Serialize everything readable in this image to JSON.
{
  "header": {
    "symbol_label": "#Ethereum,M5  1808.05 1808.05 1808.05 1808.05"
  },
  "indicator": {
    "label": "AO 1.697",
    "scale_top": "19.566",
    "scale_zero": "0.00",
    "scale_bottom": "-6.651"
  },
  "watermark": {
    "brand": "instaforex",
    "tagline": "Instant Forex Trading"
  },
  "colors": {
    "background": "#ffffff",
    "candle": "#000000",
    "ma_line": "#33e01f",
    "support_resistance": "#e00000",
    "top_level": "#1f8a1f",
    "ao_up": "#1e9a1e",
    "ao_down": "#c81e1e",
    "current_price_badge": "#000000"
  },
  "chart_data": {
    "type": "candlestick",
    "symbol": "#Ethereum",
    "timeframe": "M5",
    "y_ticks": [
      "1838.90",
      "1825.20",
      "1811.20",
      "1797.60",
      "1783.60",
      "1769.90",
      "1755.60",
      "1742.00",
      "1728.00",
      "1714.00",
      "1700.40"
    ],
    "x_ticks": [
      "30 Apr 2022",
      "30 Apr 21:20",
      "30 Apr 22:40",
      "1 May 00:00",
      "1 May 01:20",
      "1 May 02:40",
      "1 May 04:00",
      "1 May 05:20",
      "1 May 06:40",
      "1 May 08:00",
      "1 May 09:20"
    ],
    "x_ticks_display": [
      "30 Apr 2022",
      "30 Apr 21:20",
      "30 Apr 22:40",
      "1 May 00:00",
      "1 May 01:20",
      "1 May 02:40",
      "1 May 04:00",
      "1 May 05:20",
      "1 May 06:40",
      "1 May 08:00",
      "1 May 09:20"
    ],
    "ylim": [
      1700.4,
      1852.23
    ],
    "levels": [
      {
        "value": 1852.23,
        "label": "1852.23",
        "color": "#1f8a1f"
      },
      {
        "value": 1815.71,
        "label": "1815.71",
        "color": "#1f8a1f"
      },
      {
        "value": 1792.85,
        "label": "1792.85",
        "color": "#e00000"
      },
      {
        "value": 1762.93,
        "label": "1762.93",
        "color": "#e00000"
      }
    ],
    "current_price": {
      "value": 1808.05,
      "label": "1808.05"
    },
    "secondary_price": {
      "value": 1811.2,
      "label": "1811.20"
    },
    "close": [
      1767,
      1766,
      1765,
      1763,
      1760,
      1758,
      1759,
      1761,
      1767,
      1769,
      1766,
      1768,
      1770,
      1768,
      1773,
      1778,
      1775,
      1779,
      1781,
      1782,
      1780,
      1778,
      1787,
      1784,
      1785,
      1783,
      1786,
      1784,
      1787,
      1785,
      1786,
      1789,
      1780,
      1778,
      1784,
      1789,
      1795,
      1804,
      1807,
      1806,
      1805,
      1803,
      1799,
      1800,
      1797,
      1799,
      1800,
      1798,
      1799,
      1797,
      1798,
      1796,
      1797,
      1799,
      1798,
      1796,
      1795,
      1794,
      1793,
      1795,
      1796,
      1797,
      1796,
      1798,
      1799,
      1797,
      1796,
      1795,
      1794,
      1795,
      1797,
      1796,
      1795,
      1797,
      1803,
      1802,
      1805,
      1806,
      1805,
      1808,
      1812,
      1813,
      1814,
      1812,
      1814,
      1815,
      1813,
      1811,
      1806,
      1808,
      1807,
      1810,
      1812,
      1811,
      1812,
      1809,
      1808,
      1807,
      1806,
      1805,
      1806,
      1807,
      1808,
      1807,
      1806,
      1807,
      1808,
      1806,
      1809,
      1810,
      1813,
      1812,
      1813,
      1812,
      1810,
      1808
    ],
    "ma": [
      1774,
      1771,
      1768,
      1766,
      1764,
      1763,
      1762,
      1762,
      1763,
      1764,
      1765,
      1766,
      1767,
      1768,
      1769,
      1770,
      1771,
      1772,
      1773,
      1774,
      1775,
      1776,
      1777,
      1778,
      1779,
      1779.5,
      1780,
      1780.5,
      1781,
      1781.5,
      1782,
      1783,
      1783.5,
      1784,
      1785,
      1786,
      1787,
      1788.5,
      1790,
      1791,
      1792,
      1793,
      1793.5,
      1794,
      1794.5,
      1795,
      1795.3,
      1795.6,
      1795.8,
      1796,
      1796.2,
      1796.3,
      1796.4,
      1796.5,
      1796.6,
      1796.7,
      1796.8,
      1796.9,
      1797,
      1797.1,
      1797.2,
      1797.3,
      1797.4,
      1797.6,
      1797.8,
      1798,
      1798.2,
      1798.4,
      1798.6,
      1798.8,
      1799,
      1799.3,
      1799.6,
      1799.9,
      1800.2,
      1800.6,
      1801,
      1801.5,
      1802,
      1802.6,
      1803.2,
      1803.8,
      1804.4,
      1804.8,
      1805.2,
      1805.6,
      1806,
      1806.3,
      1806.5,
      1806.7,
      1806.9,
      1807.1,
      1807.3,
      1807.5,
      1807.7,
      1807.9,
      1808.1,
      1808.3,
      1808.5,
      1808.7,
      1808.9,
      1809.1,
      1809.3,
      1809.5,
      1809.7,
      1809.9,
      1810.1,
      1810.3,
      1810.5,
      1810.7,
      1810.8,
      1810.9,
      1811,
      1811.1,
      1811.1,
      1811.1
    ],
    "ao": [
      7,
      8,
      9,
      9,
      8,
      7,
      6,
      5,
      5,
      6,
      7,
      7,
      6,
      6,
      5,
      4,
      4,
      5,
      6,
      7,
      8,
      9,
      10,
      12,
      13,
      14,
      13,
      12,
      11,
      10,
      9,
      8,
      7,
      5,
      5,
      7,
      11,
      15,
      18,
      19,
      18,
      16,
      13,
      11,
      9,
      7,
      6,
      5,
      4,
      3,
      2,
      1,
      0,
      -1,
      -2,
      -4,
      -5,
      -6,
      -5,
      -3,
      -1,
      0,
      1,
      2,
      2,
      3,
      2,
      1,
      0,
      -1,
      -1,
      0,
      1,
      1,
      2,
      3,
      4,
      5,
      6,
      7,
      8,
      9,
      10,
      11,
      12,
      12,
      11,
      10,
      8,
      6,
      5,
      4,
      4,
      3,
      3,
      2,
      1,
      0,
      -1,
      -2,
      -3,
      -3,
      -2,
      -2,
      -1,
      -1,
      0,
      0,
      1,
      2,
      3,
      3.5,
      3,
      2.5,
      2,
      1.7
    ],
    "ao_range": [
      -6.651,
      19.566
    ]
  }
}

> Directive:
Reproduce each record exactly, leaving nothing out.

> Written reply:
Serialize everything readable in this image to JSON.
{
  "header": {
    "symbol_label": "#Ethereum,M5  1808.05 1808.05 1808.05 1808.05"
  },
  "indicator": {
    "label": "AO 1.697",
    "scale_top": "19.566",
    "scale_zero": "0.00",
    "scale_bottom": "-6.651"
  },
  "watermark": {
    "brand": "instaforex",
    "tagline": "Instant Forex Trading"
  },
  "colors": {
    "background": "#ffffff",
    "candle": "#000000",
    "ma_line": "#33e01f",
    "support_resistance": "#e00000",
    "top_level": "#1f8a1f",
    "ao_up": "#1e9a1e",
    "ao_down": "#c81e1e",
    "current_price_badge": "#000000"
  },
  "chart_data": {
    "type": "candlestick",
    "symbol": "#Ethereum",
    "timeframe": "M5",
    "y_ticks": [
      "1838.90",
      "1825.20",
      "1811.20",
      "1797.60",
      "1783.60",
      "1769.90",
      "1755.60",
      "1742.00",
      "1728.00",
      "1714.00",
      "1700.40"
    ],
    "x_ticks": [
      "30 Apr 2022",
      "30 Apr 21:20",
      "30 Apr 22:40",
      "1 May 00:00",
      "1 May 01:20",
      "1 May 02:40",
      "1 May 04:00",
      "1 May 05:20",
      "1 May 06:40",
      "1 May 08:00",
      "1 May 09:20"
    ],
    "x_ticks_display": [
      "30 Apr 2022",
      "30 Apr 21:20",
      "30 Apr 22:40",
      "1 May 00:00",
      "1 May 01:20",
      "1 May 02:40",
      "1 May 04:00",
      "1 May 05:20",
      "1 May 06:40",
      "1 May 08:00",
      "1 May 09:20"
    ],
    "ylim": [
      1700.4,
      1852.23
    ],
    "levels": [
      {
        "value": 1852.23,
        "label": "1852.23",
        "color": "#1f8a1f"
      },
      {
        "value": 1815.71,
        "label": "1815.71",
        "color": "#1f8a1f"
      },
      {
        "value": 1792.85,
        "label": "1792.85",
        "color": "#e00000"
      },
      {
        "value": 1762.93,
        "label": "1762.93",
        "color": "#e00000"
      }
    ],
    "current_price": {
      "value": 1808.05,
      "label": "1808.05"
    },
    "secondary_price": {
      "value": 1811.2,
      "label": "1811.20"
    },
    "close": [
      1767,
      1766,
      1765,
      1763,
      1760,
      1758,
      1759,
      1761,
      1767,
      1769,
      1766,
      1768,
      1770,
      1768,
      1773,
      1778,
      1775,
      1779,
      1781,
      1782,
      1780,
      1778,
      1787,
      1784,
      1785,
      1783,
      1786,
      1784,
      1787,
      1785,
      1786,
      1789,
      1780,
      1778,
      1784,
      1789,
      1795,
      1804,
      1807,
      1806,
      1805,
      1803,
      1799,
      1800,
      1797,
      1799,
      1800,
      1798,
      1799,
      1797,
      1798,
      1796,
      1797,
      1799,
      1798,
      1796,
      1795,
      1794,
      1793,
      1795,
      1796,
      1797,
      1796,
      1798,
      1799,
      1797,
      1796,
      1795,
      1794,
      1795,
      1797,
      1796,
      1795,
      1797,
      1803,
      1802,
      1805,
      1806,
      1805,
      1808,
      1812,
      1813,
      1814,
      1812,
      1814,
      1815,
      1813,
      1811,
      1806,
      1808,
      1807,
      1810,
      1812,
      1811,
      1812,
      1809,
      1808,
      1807,
      1806,
      1805,
      1806,
      1807,
      1808,
      1807,
      1806,
      1807,
      1808,
      1806,
      1809,
      1810,
      1813,
      1812,
      1813,
      1812,
      1810,
      1808
    ],
    "ma": [
      1774,
      1771,
      1768,
      1766,
      1764,
      1763,
      1762,
      1762,
      1763,
      1764,
      1765,
      1766,
      1767,
      1768,
      1769,
      1770,
      1771,
      1772,
      1773,
      1774,
      1775,
      1776,
      1777,
      1778,
      1779,
      1779.5,
      1780,
      1780.5,
      1781,
      1781.5,
      1782,
      1783,
      1783.5,
      1784,
      1785,
      1786,
      1787,
      1788.5,
      1790,
      1791,
      1792,
      1793,
      1793.5,
      1794,
      1794.5,
      1795,
      1795.3,
      1795.6,
      1795.8,
      1796,
      1796.2,
      1796.3,
      1796.4,
      1796.5,
      1796.6,
      1796.7,
      1796.8,
      1796.9,
      1797,
      1797.1,
      1797.2,
      1797.3,
      1797.4,
      1797.6,
      1797.8,
      1798,
      1798.2,
      1798.4,
      1798.6,
      1798.8,
      1799,
      1799.3,
      1799.6,
      1799.9,
      1800.2,
      1800.6,
      1801,
      1801.5,
      1802,
      1802.6,
      1803.2,
      1803.8,
      1804.4,
      1804.8,
      1805.2,
      1805.6,
      1806,
      1806.3,
      1806.5,
      1806.7,
      1806.9,
      1807.1,
      1807.3,
      1807.5,
      1807.7,
      1807.9,
      1808.1,
      1808.3,
      1808.5,
      1808.7,
      1808.9,
      1809.1,
      1809.3,
      1809.5,
      1809.7,
      1809.9,
      1810.1,
      1810.3,
      1810.5,
      1810.7,
      1810.8,
      1810.9,
      1811,
      1811.1,
      1811.1,
      1811.1
    ],
    "ao": [
      7,
      8,
      9,
      9,
      8,
      7,
      6,
      5,
      5,
      6,
      7,
      7,
      6,
      6,
      5,
      4,
      4,
      5,
      6,
      7,
      8,
      9,
      10,
      12,
      13,
      14,
      13,
      12,
      11,
      10,
      9,
      8,
      7,
      5,
      5,
      7,
      11,
      15,
      18,
      19,
      18,
      16,
      13,
      11,
      9,
      7,
      6,
      5,
      4,
      3,
      2,
      1,
      0,
      -1,
      -2,
      -4,
      -5,
      -6,
      -5,
      -3,
      -1,
      0,
      1,
      2,
      2,
      3,
      2,
      1,
      0,
      -1,
      -1,
      0,
      1,
      1,
      2,
      3,
      4,
      5,
      6,
      7,
      8,
      9,
      10,
      11,
      12,
      12,
      11,
      10,
      8,
      6,
      5,
      4,
      4,
      3,
      3,
      2,
      1,
      0,
      -1,
      -2,
      -3,
      -3,
      -2,
      -2,
      -1,
      -1,
      0,
      0,
      1,
      2,
      3,
      3.5,
      3,
      2.5,
      2,
      1.7
    ],
    "ao_range": [
      -6.651,
      19.566
    ]
  }
}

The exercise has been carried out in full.